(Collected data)
□ □ □

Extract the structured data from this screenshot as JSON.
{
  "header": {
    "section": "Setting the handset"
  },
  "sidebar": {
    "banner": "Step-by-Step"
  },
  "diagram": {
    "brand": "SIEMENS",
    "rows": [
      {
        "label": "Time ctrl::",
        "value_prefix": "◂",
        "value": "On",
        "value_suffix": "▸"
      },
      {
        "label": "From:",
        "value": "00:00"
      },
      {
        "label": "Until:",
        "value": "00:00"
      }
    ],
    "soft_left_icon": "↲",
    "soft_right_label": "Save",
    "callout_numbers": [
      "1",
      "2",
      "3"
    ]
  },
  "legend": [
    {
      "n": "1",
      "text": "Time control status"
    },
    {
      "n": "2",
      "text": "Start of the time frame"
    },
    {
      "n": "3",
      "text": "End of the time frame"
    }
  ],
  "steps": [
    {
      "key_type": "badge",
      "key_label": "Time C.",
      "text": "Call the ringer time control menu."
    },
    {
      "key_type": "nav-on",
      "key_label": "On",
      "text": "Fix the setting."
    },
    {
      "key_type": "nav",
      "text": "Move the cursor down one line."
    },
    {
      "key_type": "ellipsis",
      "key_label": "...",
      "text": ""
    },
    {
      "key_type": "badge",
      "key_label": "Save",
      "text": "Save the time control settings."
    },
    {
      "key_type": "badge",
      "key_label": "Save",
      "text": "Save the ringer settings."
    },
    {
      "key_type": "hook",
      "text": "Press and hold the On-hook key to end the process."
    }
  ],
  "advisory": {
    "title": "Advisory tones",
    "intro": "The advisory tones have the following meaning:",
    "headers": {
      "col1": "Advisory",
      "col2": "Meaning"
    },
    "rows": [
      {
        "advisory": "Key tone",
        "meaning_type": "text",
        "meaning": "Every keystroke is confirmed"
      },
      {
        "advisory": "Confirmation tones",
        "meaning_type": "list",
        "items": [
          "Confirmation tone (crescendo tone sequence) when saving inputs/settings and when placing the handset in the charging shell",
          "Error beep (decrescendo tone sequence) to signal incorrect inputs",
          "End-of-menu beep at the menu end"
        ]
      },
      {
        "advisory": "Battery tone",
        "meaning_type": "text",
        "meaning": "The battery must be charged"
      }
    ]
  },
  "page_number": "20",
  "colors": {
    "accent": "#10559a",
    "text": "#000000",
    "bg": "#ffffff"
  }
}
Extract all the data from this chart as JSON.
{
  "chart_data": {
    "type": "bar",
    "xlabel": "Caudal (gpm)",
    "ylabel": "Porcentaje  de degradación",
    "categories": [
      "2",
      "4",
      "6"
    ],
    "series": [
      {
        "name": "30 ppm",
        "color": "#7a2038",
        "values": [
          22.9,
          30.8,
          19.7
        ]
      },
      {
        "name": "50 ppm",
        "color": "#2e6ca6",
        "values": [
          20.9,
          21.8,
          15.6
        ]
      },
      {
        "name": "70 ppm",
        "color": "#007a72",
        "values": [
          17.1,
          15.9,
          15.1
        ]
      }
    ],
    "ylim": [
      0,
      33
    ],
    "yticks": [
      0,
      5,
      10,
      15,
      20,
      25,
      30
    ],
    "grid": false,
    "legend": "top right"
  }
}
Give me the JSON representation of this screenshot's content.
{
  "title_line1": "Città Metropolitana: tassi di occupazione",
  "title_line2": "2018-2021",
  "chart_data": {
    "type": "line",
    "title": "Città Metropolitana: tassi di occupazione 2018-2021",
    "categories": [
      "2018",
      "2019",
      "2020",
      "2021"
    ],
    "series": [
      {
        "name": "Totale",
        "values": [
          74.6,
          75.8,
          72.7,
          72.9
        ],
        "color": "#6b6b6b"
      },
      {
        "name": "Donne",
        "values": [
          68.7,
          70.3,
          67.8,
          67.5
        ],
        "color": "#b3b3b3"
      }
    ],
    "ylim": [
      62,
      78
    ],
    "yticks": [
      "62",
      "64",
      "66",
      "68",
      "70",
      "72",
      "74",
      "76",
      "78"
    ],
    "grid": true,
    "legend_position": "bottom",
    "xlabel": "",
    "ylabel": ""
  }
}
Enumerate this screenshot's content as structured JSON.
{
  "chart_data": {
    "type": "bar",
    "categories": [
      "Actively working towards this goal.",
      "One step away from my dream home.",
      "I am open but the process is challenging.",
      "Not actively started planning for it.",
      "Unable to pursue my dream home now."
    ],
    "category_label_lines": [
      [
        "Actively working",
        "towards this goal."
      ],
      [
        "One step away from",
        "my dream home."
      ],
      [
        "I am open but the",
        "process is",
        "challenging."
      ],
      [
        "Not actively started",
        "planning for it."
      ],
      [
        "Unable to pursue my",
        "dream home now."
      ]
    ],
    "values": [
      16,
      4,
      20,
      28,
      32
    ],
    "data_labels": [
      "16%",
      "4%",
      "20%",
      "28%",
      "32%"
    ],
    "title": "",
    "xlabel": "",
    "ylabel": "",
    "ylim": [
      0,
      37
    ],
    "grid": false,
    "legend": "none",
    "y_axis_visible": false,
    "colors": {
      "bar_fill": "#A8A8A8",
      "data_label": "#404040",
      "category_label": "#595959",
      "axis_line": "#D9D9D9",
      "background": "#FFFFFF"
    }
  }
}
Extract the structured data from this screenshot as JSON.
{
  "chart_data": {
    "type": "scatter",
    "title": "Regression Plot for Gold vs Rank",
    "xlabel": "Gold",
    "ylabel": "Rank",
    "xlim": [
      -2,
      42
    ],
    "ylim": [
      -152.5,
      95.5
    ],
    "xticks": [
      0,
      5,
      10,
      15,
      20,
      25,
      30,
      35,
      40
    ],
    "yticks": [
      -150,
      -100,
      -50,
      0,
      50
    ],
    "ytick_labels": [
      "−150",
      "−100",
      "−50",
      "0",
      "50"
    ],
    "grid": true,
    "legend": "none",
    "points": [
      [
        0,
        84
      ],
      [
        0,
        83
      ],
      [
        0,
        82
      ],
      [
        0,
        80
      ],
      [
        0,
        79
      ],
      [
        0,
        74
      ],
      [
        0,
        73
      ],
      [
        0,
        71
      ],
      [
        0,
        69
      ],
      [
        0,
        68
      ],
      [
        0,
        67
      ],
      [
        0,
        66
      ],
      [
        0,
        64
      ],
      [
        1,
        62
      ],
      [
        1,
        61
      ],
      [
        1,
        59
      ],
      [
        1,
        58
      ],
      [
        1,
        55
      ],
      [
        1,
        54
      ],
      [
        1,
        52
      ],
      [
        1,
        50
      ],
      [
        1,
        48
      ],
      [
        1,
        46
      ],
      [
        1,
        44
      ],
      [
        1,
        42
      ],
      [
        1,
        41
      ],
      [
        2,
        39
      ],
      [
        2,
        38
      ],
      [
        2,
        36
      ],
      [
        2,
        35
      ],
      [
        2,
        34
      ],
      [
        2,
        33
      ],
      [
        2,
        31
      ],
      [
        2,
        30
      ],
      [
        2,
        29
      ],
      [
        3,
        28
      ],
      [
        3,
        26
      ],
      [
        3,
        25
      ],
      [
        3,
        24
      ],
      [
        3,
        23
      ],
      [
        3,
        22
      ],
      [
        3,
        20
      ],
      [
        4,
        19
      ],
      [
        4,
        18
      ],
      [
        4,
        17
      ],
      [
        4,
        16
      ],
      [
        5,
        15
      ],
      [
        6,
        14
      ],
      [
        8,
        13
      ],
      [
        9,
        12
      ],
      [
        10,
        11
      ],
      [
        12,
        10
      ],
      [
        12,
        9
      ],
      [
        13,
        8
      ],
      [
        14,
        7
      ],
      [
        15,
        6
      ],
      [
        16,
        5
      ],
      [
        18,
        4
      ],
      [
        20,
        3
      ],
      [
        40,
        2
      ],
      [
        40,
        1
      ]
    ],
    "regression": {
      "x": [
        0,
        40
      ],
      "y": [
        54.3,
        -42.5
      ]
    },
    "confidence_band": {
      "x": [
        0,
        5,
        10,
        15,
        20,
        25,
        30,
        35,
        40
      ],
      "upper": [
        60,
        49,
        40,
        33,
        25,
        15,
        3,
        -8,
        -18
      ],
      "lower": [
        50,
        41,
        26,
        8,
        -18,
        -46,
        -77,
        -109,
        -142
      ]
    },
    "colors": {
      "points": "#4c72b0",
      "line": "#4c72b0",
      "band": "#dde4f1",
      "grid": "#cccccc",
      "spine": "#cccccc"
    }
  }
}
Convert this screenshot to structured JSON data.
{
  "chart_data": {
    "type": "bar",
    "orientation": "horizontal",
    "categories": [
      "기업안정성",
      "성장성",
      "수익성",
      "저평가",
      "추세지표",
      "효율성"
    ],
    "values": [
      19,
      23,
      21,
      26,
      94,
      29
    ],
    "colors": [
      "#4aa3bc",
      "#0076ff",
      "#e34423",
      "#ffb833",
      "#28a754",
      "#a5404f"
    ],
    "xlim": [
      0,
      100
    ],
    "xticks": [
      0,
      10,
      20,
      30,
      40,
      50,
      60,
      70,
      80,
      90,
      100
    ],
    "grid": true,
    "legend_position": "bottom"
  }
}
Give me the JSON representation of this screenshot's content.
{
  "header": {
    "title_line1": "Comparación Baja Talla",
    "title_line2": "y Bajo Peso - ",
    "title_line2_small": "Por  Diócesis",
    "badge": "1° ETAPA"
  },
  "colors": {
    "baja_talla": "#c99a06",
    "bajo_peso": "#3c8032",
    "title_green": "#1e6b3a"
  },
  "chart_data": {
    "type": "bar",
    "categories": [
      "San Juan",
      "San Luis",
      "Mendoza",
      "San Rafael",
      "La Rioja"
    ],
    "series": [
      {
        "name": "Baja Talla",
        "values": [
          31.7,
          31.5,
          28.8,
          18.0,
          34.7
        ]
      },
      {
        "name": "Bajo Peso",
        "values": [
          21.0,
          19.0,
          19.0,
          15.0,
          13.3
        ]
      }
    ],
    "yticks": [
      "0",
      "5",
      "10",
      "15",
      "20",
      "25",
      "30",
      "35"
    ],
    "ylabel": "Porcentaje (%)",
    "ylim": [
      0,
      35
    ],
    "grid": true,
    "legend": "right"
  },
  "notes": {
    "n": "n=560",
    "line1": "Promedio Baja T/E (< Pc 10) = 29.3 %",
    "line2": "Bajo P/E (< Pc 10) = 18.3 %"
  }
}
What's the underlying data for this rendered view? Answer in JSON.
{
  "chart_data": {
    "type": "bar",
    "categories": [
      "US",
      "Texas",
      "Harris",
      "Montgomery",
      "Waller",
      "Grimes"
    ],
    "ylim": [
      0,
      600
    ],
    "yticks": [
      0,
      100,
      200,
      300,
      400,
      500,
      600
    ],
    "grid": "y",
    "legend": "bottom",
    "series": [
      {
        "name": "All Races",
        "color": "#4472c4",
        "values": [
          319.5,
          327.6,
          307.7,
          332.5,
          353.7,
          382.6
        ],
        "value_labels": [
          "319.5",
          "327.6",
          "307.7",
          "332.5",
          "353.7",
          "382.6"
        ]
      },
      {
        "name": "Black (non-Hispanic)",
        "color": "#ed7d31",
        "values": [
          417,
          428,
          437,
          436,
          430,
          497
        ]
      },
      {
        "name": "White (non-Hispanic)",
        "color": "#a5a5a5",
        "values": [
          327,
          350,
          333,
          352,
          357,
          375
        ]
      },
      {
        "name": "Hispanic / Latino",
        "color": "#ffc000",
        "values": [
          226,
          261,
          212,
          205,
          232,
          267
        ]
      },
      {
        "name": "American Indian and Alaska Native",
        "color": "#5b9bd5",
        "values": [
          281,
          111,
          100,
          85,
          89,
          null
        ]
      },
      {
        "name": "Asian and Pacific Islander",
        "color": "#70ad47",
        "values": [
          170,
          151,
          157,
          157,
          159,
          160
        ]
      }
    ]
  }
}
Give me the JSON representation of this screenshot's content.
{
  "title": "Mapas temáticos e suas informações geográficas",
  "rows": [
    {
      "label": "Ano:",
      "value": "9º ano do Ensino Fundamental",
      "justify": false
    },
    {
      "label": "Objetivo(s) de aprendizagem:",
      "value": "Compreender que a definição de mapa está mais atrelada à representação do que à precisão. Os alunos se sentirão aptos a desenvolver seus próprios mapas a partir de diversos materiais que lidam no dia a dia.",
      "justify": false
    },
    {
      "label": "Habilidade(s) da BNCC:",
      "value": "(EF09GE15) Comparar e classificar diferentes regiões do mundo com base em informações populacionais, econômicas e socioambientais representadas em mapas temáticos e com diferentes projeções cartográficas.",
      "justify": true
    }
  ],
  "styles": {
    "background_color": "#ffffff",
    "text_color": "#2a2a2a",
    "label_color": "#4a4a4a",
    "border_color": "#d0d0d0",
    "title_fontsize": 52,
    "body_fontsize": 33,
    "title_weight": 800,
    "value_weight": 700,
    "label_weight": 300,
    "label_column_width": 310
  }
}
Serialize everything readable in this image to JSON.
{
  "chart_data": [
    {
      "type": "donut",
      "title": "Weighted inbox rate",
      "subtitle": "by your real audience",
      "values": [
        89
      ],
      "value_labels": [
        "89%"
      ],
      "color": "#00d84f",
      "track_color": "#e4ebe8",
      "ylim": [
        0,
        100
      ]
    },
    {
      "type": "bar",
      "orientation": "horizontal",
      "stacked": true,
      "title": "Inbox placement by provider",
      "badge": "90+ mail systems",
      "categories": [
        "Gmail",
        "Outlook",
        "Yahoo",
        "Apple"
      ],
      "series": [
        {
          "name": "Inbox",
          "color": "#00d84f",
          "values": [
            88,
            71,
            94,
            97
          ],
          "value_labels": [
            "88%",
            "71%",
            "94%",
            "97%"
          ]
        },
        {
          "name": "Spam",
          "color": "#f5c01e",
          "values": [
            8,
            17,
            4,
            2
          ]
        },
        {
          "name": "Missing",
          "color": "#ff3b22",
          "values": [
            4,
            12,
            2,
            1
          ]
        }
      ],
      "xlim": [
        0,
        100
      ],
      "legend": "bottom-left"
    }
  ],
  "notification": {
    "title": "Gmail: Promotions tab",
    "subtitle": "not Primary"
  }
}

□ □ □

■ YOUR OBJECTIVE
Give only the number of lines in the material above that include the word "menu".

■ REPLY
2